Without the pictures, write out all the lines below exactly as they appear.

□ □ □ □

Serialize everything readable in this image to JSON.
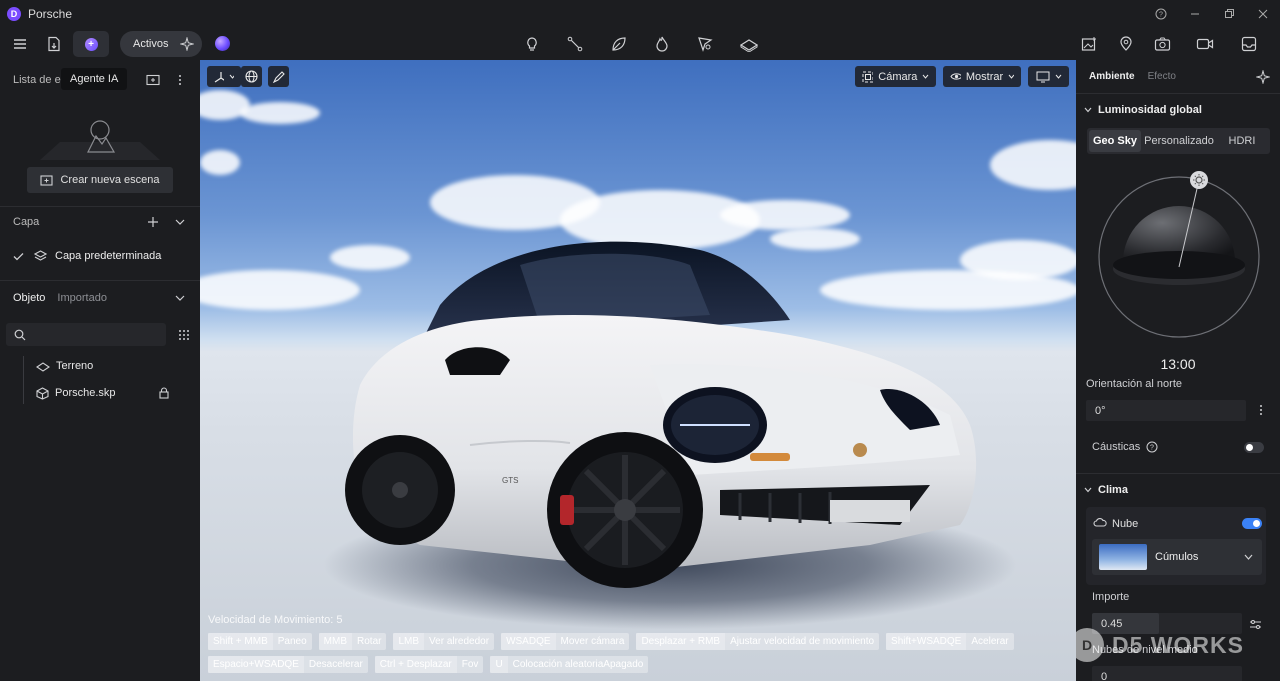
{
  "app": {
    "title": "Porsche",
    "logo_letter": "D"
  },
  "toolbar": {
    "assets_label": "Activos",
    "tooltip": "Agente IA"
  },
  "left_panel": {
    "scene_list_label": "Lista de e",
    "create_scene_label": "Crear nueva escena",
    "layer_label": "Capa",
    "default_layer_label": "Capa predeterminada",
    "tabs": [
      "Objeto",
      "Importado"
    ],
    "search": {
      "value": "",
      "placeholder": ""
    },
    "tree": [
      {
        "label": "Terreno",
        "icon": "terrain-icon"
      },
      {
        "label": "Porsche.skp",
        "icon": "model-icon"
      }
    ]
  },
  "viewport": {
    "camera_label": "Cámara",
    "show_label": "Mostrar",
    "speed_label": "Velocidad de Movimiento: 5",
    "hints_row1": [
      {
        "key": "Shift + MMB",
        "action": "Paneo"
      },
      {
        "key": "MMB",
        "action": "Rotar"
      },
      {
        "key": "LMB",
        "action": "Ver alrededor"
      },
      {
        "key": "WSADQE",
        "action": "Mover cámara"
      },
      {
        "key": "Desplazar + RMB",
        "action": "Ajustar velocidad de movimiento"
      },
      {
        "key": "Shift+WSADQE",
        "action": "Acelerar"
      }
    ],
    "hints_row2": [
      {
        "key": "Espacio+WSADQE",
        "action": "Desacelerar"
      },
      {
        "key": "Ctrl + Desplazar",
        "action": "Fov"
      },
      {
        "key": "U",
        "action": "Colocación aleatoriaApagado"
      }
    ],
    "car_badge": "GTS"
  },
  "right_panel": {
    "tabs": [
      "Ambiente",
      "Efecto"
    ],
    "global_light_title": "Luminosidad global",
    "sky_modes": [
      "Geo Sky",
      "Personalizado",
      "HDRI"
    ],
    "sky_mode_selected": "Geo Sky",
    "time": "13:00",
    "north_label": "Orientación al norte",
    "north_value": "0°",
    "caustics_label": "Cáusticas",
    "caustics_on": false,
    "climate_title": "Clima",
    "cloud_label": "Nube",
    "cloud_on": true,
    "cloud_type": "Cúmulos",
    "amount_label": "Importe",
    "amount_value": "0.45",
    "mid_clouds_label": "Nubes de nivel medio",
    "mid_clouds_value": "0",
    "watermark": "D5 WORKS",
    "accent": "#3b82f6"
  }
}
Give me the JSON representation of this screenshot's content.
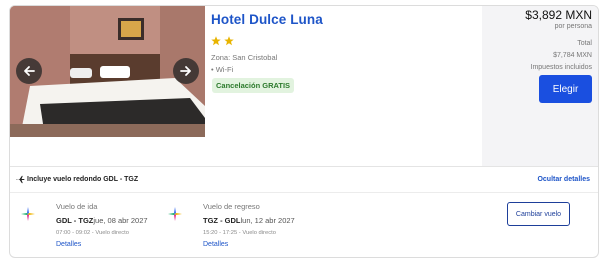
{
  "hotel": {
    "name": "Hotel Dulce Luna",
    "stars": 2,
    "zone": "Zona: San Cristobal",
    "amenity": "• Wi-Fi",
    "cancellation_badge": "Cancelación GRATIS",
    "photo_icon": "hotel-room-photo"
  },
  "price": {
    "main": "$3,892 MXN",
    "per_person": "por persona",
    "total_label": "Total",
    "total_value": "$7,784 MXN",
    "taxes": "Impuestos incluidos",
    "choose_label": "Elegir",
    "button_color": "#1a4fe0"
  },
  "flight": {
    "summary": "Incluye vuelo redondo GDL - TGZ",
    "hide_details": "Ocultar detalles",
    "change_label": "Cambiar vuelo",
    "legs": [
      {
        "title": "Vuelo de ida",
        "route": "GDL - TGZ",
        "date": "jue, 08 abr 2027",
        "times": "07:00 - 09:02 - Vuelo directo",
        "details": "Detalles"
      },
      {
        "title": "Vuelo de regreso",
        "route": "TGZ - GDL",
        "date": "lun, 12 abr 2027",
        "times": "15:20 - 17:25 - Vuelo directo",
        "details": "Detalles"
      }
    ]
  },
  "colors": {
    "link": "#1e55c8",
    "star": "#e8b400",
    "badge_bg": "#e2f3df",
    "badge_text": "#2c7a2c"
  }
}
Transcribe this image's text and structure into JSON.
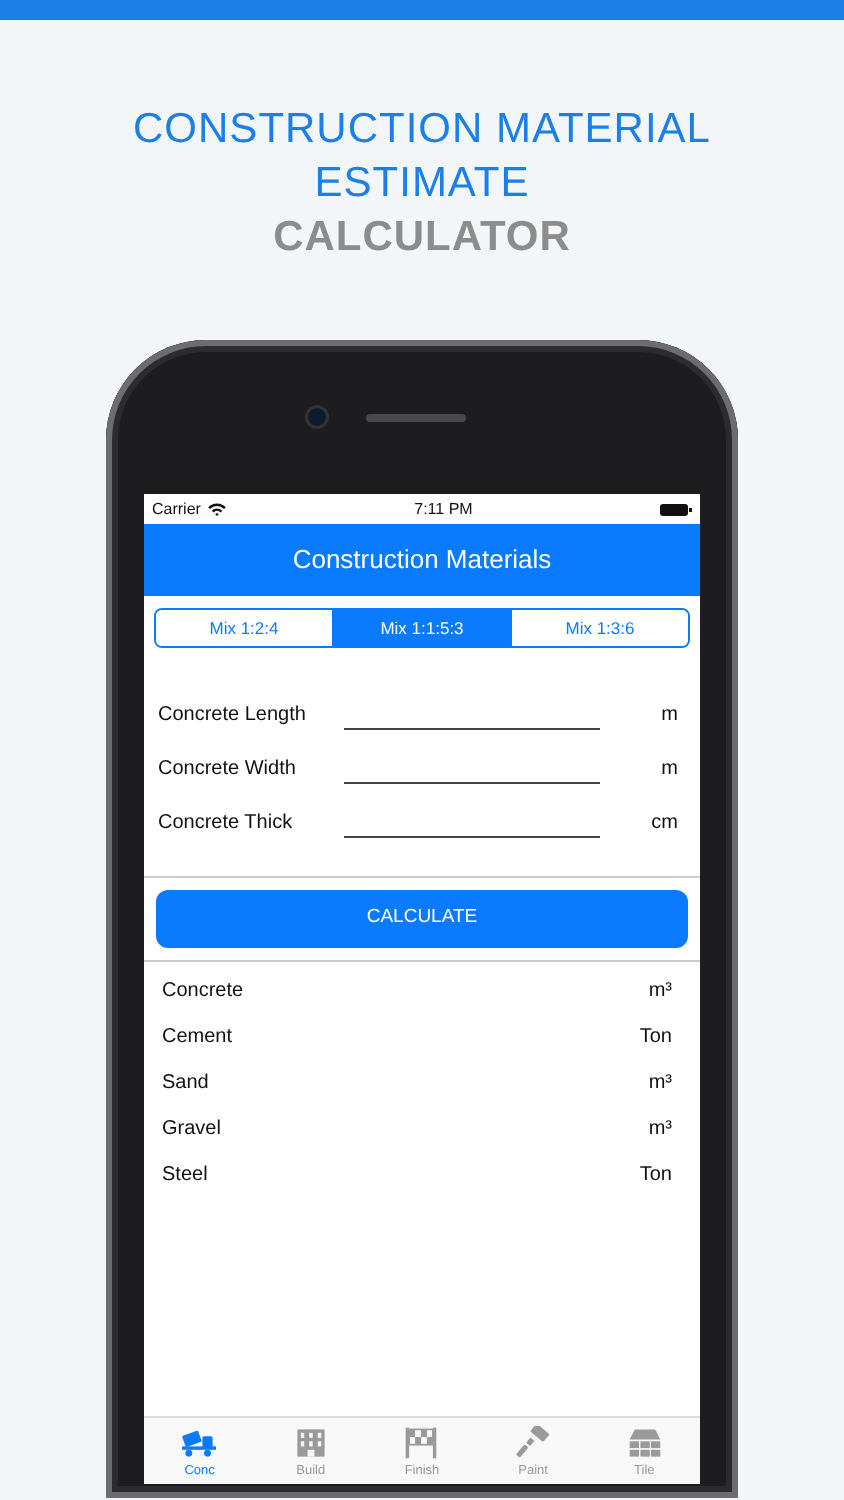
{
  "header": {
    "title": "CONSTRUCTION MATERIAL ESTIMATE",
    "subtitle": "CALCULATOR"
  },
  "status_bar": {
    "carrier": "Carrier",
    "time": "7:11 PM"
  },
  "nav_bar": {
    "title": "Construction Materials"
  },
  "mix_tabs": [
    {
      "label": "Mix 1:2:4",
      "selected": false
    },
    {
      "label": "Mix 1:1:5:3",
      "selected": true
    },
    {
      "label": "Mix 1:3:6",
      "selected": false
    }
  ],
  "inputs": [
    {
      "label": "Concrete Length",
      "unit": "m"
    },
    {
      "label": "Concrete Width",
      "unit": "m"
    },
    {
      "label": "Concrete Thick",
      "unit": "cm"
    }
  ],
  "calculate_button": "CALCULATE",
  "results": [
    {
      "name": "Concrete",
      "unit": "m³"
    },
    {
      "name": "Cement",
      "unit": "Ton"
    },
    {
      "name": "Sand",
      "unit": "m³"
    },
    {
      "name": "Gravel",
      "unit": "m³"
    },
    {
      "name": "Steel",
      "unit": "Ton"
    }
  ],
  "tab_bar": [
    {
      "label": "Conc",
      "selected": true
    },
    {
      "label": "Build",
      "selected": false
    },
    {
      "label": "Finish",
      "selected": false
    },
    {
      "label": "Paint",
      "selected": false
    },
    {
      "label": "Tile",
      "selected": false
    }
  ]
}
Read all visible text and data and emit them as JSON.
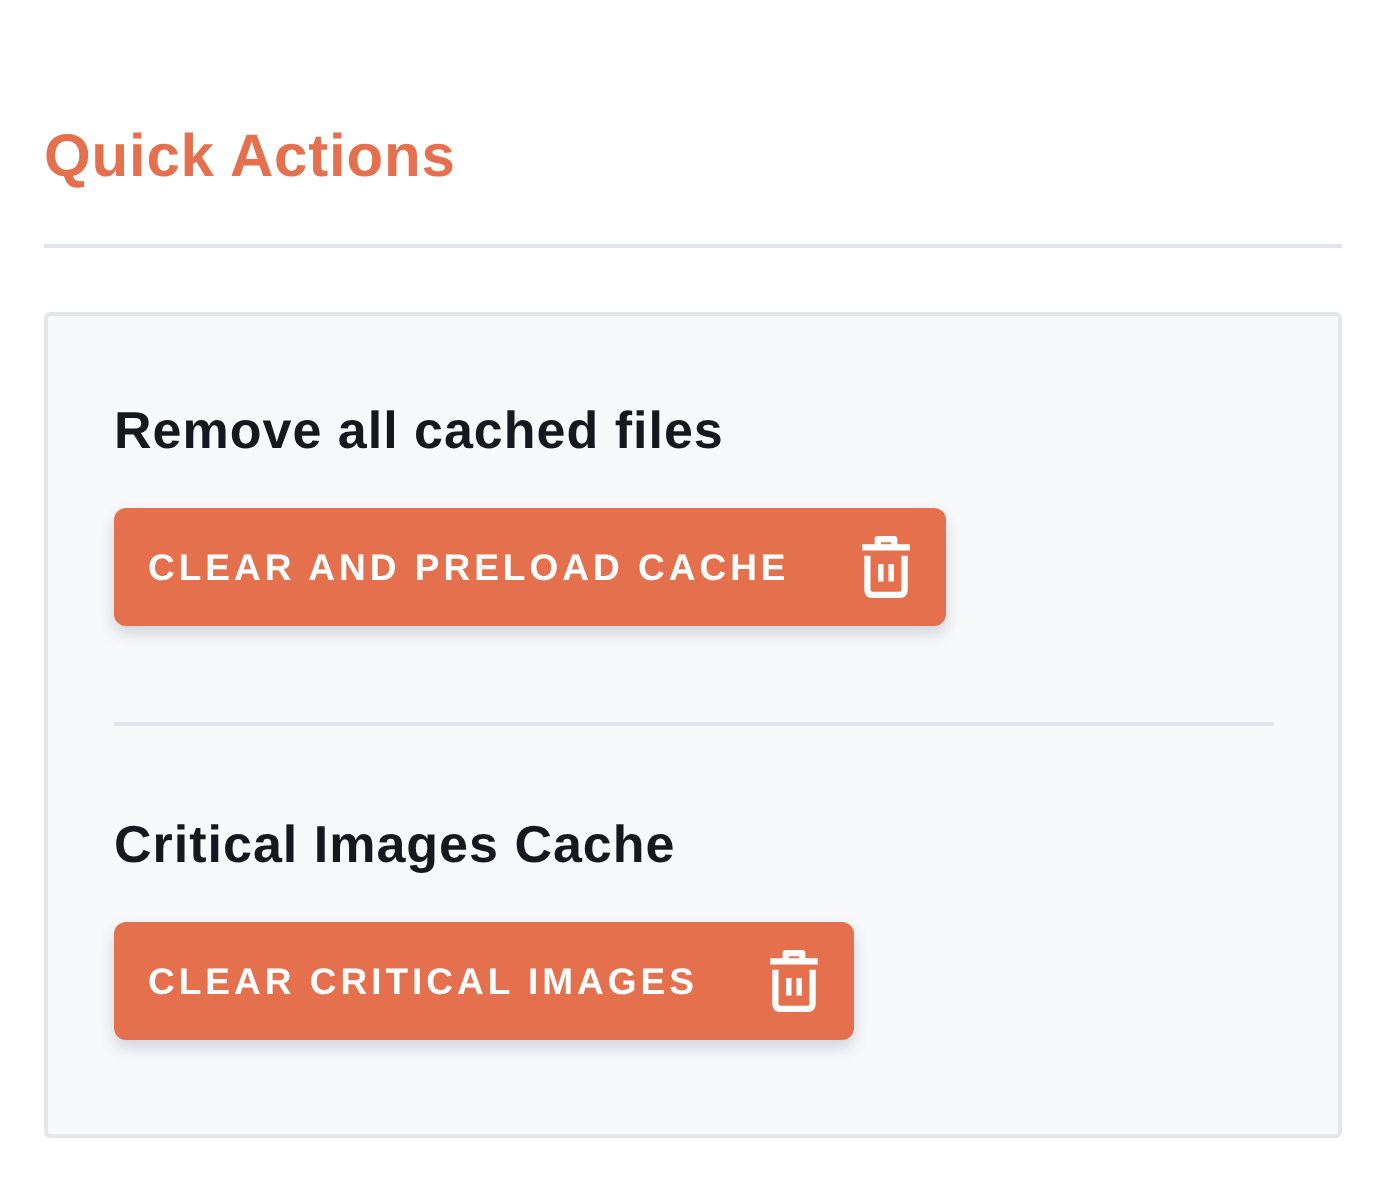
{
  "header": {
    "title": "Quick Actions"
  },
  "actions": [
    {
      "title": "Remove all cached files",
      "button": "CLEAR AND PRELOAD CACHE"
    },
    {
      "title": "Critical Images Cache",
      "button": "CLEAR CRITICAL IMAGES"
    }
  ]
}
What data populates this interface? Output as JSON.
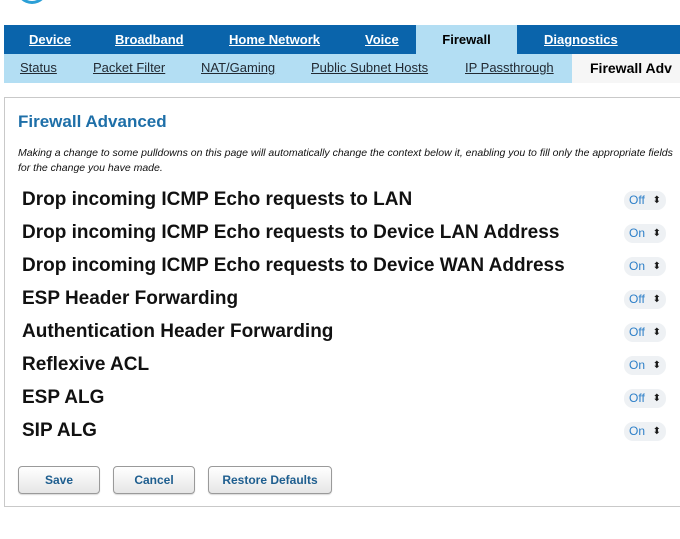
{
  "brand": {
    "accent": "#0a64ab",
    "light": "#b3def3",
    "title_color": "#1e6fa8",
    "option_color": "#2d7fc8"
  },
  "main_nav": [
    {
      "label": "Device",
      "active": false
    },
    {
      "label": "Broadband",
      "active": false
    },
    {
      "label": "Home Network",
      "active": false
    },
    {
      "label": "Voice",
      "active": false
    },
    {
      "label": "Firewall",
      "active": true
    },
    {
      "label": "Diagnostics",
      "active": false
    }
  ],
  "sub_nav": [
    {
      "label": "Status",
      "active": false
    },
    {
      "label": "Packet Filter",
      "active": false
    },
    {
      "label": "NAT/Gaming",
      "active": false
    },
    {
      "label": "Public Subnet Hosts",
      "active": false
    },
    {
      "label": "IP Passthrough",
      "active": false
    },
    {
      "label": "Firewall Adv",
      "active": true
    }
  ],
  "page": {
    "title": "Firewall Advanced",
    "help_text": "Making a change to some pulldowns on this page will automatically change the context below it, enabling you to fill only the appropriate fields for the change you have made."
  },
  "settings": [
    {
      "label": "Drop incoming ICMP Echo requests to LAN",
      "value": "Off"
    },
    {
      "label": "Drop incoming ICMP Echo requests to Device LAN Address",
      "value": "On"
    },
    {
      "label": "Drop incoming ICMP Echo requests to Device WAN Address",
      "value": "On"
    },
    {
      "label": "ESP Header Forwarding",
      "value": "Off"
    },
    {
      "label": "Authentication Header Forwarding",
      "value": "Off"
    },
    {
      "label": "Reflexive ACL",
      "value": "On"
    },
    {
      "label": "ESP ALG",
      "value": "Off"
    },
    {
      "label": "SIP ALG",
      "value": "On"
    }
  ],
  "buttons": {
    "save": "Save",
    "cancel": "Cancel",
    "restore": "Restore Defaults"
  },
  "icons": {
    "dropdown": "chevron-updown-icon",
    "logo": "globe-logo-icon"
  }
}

□ □ □ □

FINISHED EXERCISE:
Serialize everything readable in this image to JSON.
{
  "app": {
    "title": "Porsche",
    "logo_letter": "D"
  },
  "toolbar": {
    "assets_label": "Activos",
    "tooltip": "Agente IA"
  },
  "left_panel": {
    "scene_list_label": "Lista de e",
    "create_scene_label": "Crear nueva escena",
    "layer_label": "Capa",
    "default_layer_label": "Capa predeterminada",
    "tabs": [
      "Objeto",
      "Importado"
    ],
    "search": {
      "value": "",
      "placeholder": ""
    },
    "tree": [
      {
        "label": "Terreno",
        "icon": "terrain-icon"
      },
      {
        "label": "Porsche.skp",
        "icon": "model-icon"
      }
    ]
  },
  "viewport": {
    "camera_label": "Cámara",
    "show_label": "Mostrar",
    "speed_label": "Velocidad de Movimiento: 5",
    "hints_row1": [
      {
        "key": "Shift + MMB",
        "action": "Paneo"
      },
      {
        "key": "MMB",
        "action": "Rotar"
      },
      {
        "key": "LMB",
        "action": "Ver alrededor"
      },
      {
        "key": "WSADQE",
        "action": "Mover cámara"
      },
      {
        "key": "Desplazar + RMB",
        "action": "Ajustar velocidad de movimiento"
      },
      {
        "key": "Shift+WSADQE",
        "action": "Acelerar"
      }
    ],
    "hints_row2": [
      {
        "key": "Espacio+WSADQE",
        "action": "Desacelerar"
      },
      {
        "key": "Ctrl + Desplazar",
        "action": "Fov"
      },
      {
        "key": "U",
        "action": "Colocación aleatoriaApagado"
      }
    ],
    "car_badge": "GTS"
  },
  "right_panel": {
    "tabs": [
      "Ambiente",
      "Efecto"
    ],
    "global_light_title": "Luminosidad global",
    "sky_modes": [
      "Geo Sky",
      "Personalizado",
      "HDRI"
    ],
    "sky_mode_selected": "Geo Sky",
    "time": "13:00",
    "north_label": "Orientación al norte",
    "north_value": "0°",
    "caustics_label": "Cáusticas",
    "caustics_on": false,
    "climate_title": "Clima",
    "cloud_label": "Nube",
    "cloud_on": true,
    "cloud_type": "Cúmulos",
    "amount_label": "Importe",
    "amount_value": "0.45",
    "mid_clouds_label": "Nubes de nivel medio",
    "mid_clouds_value": "0",
    "watermark": "D5 WORKS",
    "accent": "#3b82f6"
  }
}
Give me the JSON representation of this screenshot's content.
{
  "hotel": {
    "name": "Hotel Dulce Luna",
    "stars": 2,
    "zone": "Zona: San Cristobal",
    "amenity": "• Wi-Fi",
    "cancellation_badge": "Cancelación GRATIS",
    "photo_icon": "hotel-room-photo"
  },
  "price": {
    "main": "$3,892 MXN",
    "per_person": "por persona",
    "total_label": "Total",
    "total_value": "$7,784 MXN",
    "taxes": "Impuestos incluidos",
    "choose_label": "Elegir",
    "button_color": "#1a4fe0"
  },
  "flight": {
    "summary": "Incluye vuelo redondo GDL - TGZ",
    "hide_details": "Ocultar detalles",
    "change_label": "Cambiar vuelo",
    "legs": [
      {
        "title": "Vuelo de ida",
        "route": "GDL - TGZ",
        "date": "jue, 08 abr 2027",
        "times": "07:00 - 09:02 - Vuelo directo",
        "details": "Detalles"
      },
      {
        "title": "Vuelo de regreso",
        "route": "TGZ - GDL",
        "date": "lun, 12 abr 2027",
        "times": "15:20 - 17:25 - Vuelo directo",
        "details": "Detalles"
      }
    ]
  },
  "colors": {
    "link": "#1e55c8",
    "star": "#e8b400",
    "badge_bg": "#e2f3df",
    "badge_text": "#2c7a2c"
  }
}
Transcribe this image's text and structure into JSON.
{
  "header": {
    "title": "CONSTRUCTION MATERIAL ESTIMATE",
    "subtitle": "CALCULATOR"
  },
  "status_bar": {
    "carrier": "Carrier",
    "time": "7:11 PM"
  },
  "nav_bar": {
    "title": "Construction Materials"
  },
  "mix_tabs": [
    {
      "label": "Mix 1:2:4",
      "selected": false
    },
    {
      "label": "Mix 1:1:5:3",
      "selected": true
    },
    {
      "label": "Mix 1:3:6",
      "selected": false
    }
  ],
  "inputs": [
    {
      "label": "Concrete Length",
      "unit": "m"
    },
    {
      "label": "Concrete Width",
      "unit": "m"
    },
    {
      "label": "Concrete Thick",
      "unit": "cm"
    }
  ],
  "calculate_button": "CALCULATE",
  "results": [
    {
      "name": "Concrete",
      "unit": "m³"
    },
    {
      "name": "Cement",
      "unit": "Ton"
    },
    {
      "name": "Sand",
      "unit": "m³"
    },
    {
      "name": "Gravel",
      "unit": "m³"
    },
    {
      "name": "Steel",
      "unit": "Ton"
    }
  ],
  "tab_bar": [
    {
      "label": "Conc",
      "selected": true
    },
    {
      "label": "Build",
      "selected": false
    },
    {
      "label": "Finish",
      "selected": false
    },
    {
      "label": "Paint",
      "selected": false
    },
    {
      "label": "Tile",
      "selected": false
    }
  ]
}
Read all visible text and data and emit them as JSON.
{
  "header": {
    "title": "Quick Actions"
  },
  "actions": [
    {
      "title": "Remove all cached files",
      "button": "CLEAR AND PRELOAD CACHE"
    },
    {
      "title": "Critical Images Cache",
      "button": "CLEAR CRITICAL IMAGES"
    }
  ]
}
What data populates this interface? Output as JSON.
{
  "brand": {
    "accent": "#0a64ab",
    "light": "#b3def3",
    "title_color": "#1e6fa8",
    "option_color": "#2d7fc8"
  },
  "main_nav": [
    {
      "label": "Device",
      "active": false
    },
    {
      "label": "Broadband",
      "active": false
    },
    {
      "label": "Home Network",
      "active": false
    },
    {
      "label": "Voice",
      "active": false
    },
    {
      "label": "Firewall",
      "active": true
    },
    {
      "label": "Diagnostics",
      "active": false
    }
  ],
  "sub_nav": [
    {
      "label": "Status",
      "active": false
    },
    {
      "label": "Packet Filter",
      "active": false
    },
    {
      "label": "NAT/Gaming",
      "active": false
    },
    {
      "label": "Public Subnet Hosts",
      "active": false
    },
    {
      "label": "IP Passthrough",
      "active": false
    },
    {
      "label": "Firewall Adv",
      "active": true
    }
  ],
  "page": {
    "title": "Firewall Advanced",
    "help_text": "Making a change to some pulldowns on this page will automatically change the context below it, enabling you to fill only the appropriate fields for the change you have made."
  },
  "settings": [
    {
      "label": "Drop incoming ICMP Echo requests to LAN",
      "value": "Off"
    },
    {
      "label": "Drop incoming ICMP Echo requests to Device LAN Address",
      "value": "On"
    },
    {
      "label": "Drop incoming ICMP Echo requests to Device WAN Address",
      "value": "On"
    },
    {
      "label": "ESP Header Forwarding",
      "value": "Off"
    },
    {
      "label": "Authentication Header Forwarding",
      "value": "Off"
    },
    {
      "label": "Reflexive ACL",
      "value": "On"
    },
    {
      "label": "ESP ALG",
      "value": "Off"
    },
    {
      "label": "SIP ALG",
      "value": "On"
    }
  ],
  "buttons": {
    "save": "Save",
    "cancel": "Cancel",
    "restore": "Restore Defaults"
  },
  "icons": {
    "dropdown": "chevron-updown-icon",
    "logo": "globe-logo-icon"
  }
}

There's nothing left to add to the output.